[Begin]

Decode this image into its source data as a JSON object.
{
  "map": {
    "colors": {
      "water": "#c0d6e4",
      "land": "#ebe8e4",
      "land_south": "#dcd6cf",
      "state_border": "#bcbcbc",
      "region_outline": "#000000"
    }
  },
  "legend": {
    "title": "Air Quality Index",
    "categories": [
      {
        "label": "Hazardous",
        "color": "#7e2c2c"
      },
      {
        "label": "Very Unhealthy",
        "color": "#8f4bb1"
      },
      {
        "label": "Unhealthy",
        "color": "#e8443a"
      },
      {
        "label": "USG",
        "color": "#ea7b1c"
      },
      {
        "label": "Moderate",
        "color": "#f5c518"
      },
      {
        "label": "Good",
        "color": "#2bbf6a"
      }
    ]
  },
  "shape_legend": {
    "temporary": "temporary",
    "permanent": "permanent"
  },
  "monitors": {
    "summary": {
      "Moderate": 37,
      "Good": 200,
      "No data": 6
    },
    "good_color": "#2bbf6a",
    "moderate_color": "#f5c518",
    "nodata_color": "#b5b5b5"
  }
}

[End]
[Begin]

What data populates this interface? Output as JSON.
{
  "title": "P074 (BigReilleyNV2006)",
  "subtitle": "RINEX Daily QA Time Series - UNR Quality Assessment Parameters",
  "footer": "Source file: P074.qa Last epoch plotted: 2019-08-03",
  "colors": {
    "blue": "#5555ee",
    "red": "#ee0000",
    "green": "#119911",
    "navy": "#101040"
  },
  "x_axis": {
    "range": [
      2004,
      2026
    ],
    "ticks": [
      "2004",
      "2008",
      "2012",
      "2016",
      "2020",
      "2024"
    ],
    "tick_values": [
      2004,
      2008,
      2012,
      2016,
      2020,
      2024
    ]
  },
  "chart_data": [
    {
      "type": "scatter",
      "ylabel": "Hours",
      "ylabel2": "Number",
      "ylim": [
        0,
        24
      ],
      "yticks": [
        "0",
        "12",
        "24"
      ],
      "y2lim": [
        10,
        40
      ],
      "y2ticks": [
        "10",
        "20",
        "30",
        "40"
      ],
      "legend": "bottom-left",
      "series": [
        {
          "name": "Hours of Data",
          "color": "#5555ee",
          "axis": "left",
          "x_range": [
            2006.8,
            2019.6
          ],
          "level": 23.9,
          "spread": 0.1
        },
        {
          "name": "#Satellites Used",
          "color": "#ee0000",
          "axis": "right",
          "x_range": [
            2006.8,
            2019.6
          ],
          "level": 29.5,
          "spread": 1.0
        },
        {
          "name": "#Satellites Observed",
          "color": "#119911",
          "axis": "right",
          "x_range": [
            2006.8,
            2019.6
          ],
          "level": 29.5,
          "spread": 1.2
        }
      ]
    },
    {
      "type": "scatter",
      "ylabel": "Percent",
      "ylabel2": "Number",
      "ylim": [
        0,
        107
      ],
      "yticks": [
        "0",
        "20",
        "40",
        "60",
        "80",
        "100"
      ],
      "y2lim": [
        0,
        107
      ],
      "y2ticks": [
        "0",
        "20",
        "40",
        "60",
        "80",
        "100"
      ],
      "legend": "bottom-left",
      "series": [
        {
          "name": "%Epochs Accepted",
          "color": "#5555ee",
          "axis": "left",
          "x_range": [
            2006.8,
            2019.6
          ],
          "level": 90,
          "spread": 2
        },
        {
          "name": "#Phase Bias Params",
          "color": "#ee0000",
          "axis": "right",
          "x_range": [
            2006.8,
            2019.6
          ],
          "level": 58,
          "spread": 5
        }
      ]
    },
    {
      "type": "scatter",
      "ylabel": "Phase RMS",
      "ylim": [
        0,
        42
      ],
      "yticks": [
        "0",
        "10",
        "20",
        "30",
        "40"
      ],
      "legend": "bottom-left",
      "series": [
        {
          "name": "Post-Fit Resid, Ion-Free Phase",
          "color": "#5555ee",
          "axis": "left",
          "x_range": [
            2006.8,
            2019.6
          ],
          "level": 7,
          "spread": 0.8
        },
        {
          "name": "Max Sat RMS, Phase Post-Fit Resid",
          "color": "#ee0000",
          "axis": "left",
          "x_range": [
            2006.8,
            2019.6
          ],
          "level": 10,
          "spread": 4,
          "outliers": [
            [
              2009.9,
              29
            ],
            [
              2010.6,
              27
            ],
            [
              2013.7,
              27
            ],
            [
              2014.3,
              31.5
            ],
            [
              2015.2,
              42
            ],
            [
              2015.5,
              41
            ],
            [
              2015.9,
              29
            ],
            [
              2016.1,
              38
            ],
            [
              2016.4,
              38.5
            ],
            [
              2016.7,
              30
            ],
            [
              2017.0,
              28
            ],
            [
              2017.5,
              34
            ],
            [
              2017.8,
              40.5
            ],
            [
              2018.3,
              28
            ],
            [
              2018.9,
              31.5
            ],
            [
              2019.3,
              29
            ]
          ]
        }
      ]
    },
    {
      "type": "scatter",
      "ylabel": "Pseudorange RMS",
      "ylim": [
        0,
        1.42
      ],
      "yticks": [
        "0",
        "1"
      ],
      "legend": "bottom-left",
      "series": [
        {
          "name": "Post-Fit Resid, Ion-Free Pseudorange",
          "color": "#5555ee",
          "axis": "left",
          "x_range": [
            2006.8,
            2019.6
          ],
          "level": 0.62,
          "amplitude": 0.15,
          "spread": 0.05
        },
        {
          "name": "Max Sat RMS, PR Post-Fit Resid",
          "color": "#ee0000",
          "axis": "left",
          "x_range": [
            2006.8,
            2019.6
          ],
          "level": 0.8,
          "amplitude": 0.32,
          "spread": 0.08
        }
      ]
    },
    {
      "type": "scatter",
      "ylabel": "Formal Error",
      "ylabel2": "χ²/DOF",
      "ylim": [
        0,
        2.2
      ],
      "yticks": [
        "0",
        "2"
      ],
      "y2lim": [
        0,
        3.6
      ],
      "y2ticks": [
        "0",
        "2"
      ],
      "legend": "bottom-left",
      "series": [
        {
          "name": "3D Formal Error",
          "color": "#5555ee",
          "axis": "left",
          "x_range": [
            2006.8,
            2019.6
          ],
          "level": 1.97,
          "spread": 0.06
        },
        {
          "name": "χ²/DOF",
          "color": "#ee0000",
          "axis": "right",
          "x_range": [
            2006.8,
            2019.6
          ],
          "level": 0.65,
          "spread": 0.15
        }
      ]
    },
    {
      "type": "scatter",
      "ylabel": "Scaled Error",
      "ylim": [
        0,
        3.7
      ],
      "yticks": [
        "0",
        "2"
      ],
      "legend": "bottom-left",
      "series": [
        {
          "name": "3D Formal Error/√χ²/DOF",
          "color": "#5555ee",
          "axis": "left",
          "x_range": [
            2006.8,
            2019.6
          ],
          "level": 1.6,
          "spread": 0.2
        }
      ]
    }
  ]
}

[End]
[Begin]

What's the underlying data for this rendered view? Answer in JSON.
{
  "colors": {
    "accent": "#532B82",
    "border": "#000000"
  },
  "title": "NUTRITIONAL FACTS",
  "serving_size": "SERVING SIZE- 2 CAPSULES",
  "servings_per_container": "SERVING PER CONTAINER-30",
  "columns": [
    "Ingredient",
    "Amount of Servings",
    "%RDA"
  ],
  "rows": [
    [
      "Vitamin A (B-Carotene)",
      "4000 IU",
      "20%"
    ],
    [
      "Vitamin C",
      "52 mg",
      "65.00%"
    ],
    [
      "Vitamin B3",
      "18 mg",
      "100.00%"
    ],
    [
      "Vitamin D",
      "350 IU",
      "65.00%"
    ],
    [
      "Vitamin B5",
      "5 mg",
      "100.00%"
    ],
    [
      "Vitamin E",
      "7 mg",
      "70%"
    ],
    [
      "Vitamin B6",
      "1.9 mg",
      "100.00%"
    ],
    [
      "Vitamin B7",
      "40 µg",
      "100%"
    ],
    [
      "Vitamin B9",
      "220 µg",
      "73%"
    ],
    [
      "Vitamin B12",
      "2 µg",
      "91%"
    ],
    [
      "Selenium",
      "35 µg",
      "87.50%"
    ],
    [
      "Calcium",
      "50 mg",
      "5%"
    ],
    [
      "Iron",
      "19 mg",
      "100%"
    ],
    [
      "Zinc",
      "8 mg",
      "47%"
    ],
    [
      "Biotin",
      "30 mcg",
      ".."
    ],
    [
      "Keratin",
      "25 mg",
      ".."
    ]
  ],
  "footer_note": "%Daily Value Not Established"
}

[End]

PROBLEM DESCRIPTION: Identify the lines in the entries above that contain "Free", then copy them out.

TASK RESULT:
          "name": "Post-Fit Resid, Ion-Free Phase",
          "name": "Post-Fit Resid, Ion-Free Pseudorange",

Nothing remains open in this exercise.